Write out the entire listing below exactly as it appears, minus any pictures.
─── EXTRACTED DATA ───
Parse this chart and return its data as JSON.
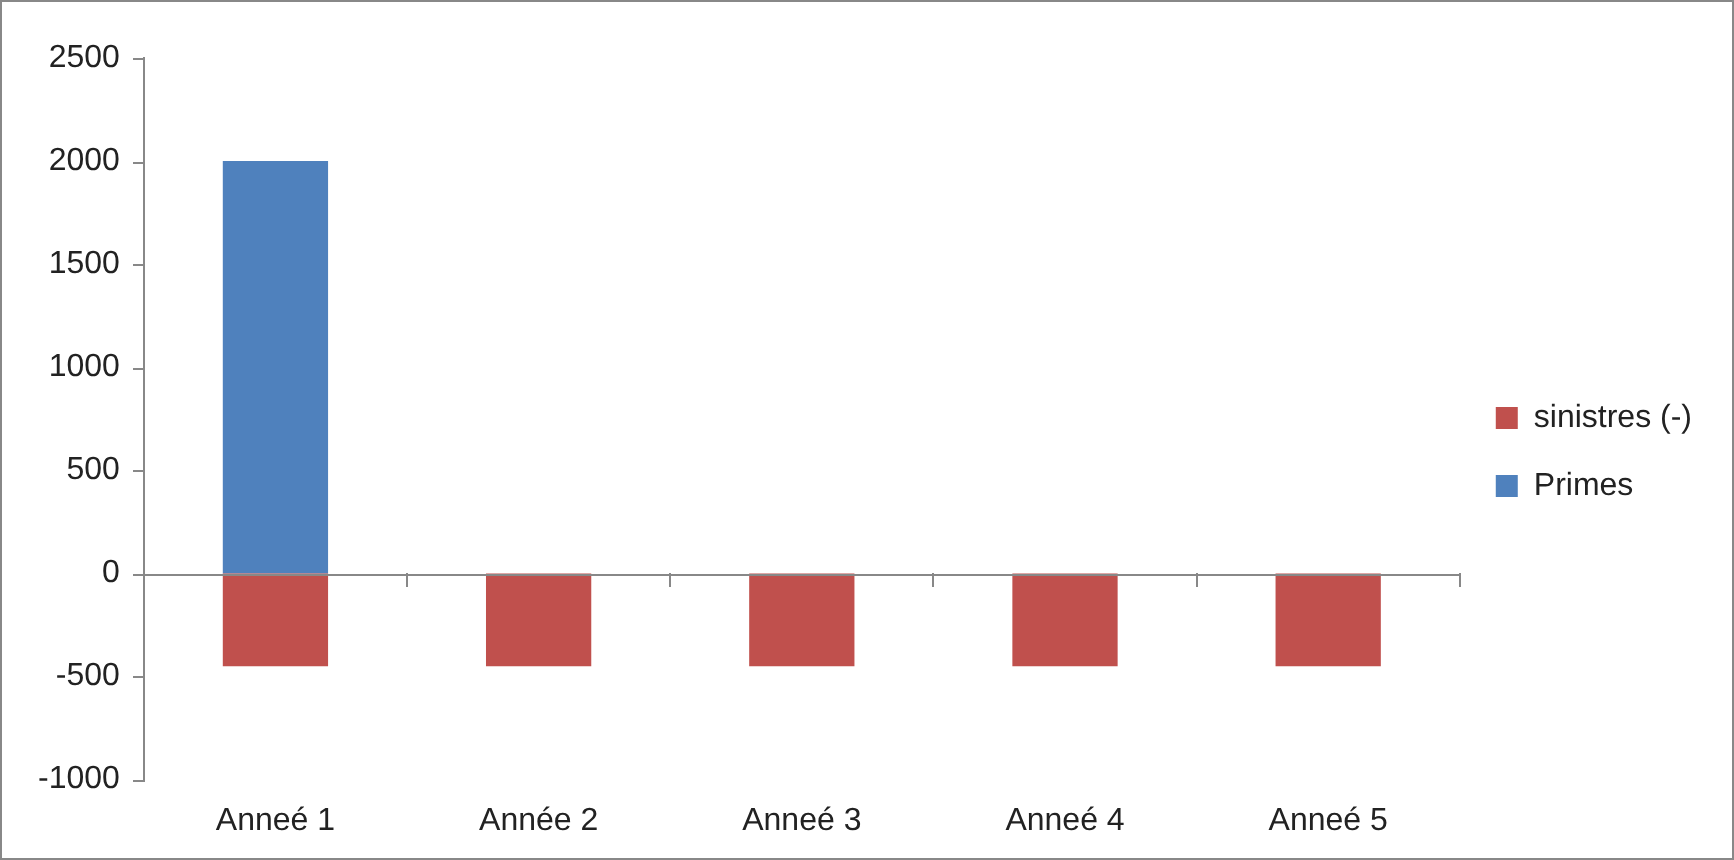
{
  "chart_data": {
    "type": "bar",
    "stacked": true,
    "categories": [
      "Anneé 1",
      "Année 2",
      "Anneé 3",
      "Anneé 4",
      "Anneé 5"
    ],
    "series": [
      {
        "name": "sinistres (-)",
        "color": "#c0504d",
        "values": [
          -450,
          -450,
          -450,
          -450,
          -450
        ]
      },
      {
        "name": "Primes",
        "color": "#4f81bd",
        "values": [
          2000,
          0,
          0,
          0,
          0
        ]
      }
    ],
    "ref_lines": [
      {
        "axis": "y",
        "value": 0,
        "color": "#888888"
      }
    ],
    "ylim": [
      -1000,
      2500
    ],
    "yticks": [
      -1000,
      -500,
      0,
      500,
      1000,
      1500,
      2000,
      2500
    ],
    "grid": false,
    "legend": "right"
  }
}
───
**OUTPUT FOR THIS TASK**
Parse this chart and return its data as JSON.
{
  "chart_data": {
    "type": "bar",
    "stacked": true,
    "categories": [
      "Anneé 1",
      "Année 2",
      "Anneé 3",
      "Anneé 4",
      "Anneé 5"
    ],
    "series": [
      {
        "name": "sinistres (-)",
        "color": "#c0504d",
        "values": [
          -450,
          -450,
          -450,
          -450,
          -450
        ]
      },
      {
        "name": "Primes",
        "color": "#4f81bd",
        "values": [
          2000,
          0,
          0,
          0,
          0
        ]
      }
    ],
    "ref_lines": [
      {
        "axis": "y",
        "value": 0,
        "color": "#888888"
      }
    ],
    "ylim": [
      -1000,
      2500
    ],
    "yticks": [
      -1000,
      -500,
      0,
      500,
      1000,
      1500,
      2000,
      2500
    ],
    "grid": false,
    "legend": "right"
  }
}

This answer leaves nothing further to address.